__STATED EXERCISE 1__
Copy the records verbatim, from their first line through the line containing "share-label: Share xyxy=(422,674,492,703)", with both of those lines included.

__DOCUMENT EXCERPT__
<<<<

On 7/18/2010 4:18 PM, Richard L. Hamilton wrote:

Even the most expensive decompression algorithms
generally run
significantly faster than I/O to disk -- at least
when real disks are
involved.  So, as long as you don't run out of CPU
and have to wait for
CPU to be available for decompression, the
decompression will win.  The
same concept is true for dedup, although I don't
necessarily think of
dedup as a form of compression (others might
reasonably do so though.)
 

Effectively, dedup is a form of compression of the
filesystem rather than any single file, but one
oriented to not interfering with access to any of what
may be sharing blocks.

I would imagine that if it's read-mostly, it's a win, but
otherwise it costs more than it saves.  Even more conventional
compression tends to be more resource intensive than decompression...

What I'm wondering is when dedup is a better value than compression.
Most obviously, when there are a lot of identical blocks across different
files; but I'm not sure how often that happens, aside from maybe
blocks of zeros (which may well be sparse anyway).
   


From my own experience, a dedup win is much more data-usage-dependent 
than compression.

>>>>

(Element location data)
<<<<

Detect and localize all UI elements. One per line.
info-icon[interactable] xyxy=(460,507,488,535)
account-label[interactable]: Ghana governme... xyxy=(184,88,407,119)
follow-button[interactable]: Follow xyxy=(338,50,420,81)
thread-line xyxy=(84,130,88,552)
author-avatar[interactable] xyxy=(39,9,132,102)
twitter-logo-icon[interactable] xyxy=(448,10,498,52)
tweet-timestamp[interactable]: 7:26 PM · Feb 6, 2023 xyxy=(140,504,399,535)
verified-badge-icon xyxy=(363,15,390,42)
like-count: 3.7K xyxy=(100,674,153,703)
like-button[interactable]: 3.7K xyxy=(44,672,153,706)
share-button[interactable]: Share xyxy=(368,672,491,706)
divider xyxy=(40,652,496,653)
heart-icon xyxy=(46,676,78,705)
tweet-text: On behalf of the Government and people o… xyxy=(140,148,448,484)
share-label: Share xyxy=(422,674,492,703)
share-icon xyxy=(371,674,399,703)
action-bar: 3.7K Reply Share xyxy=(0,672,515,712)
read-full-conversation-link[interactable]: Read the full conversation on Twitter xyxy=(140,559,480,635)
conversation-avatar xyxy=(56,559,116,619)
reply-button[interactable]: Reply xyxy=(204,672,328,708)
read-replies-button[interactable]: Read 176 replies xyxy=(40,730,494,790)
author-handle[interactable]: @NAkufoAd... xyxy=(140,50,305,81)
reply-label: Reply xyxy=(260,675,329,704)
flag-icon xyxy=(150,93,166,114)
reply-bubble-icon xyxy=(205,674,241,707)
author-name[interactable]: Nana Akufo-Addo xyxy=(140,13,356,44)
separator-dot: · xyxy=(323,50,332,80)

>>>>

__STATED EXERCISE 2__
Translate this sentence from the dedup and compression discussion above into Spanish: "What I'm wondering is when dedup is a better value than compression."

__FULL OUTPUT 1__
Detect and localize all UI elements. One per line.
info-icon[interactable] xyxy=(460,507,488,535)
account-label[interactable]: Ghana governme... xyxy=(184,88,407,119)
follow-button[interactable]: Follow xyxy=(338,50,420,81)
thread-line xyxy=(84,130,88,552)
author-avatar[interactable] xyxy=(39,9,132,102)
twitter-logo-icon[interactable] xyxy=(448,10,498,52)
tweet-timestamp[interactable]: 7:26 PM · Feb 6, 2023 xyxy=(140,504,399,535)
verified-badge-icon xyxy=(363,15,390,42)
like-count: 3.7K xyxy=(100,674,153,703)
like-button[interactable]: 3.7K xyxy=(44,672,153,706)
share-button[interactable]: Share xyxy=(368,672,491,706)
divider xyxy=(40,652,496,653)
heart-icon xyxy=(46,676,78,705)
tweet-text: On behalf of the Government and people o… xyxy=(140,148,448,484)
share-label: Share xyxy=(422,674,492,703)

__FULL OUTPUT 2__
Lo que me pregunto es cuándo la deduplicación resulta más rentable que la compresión.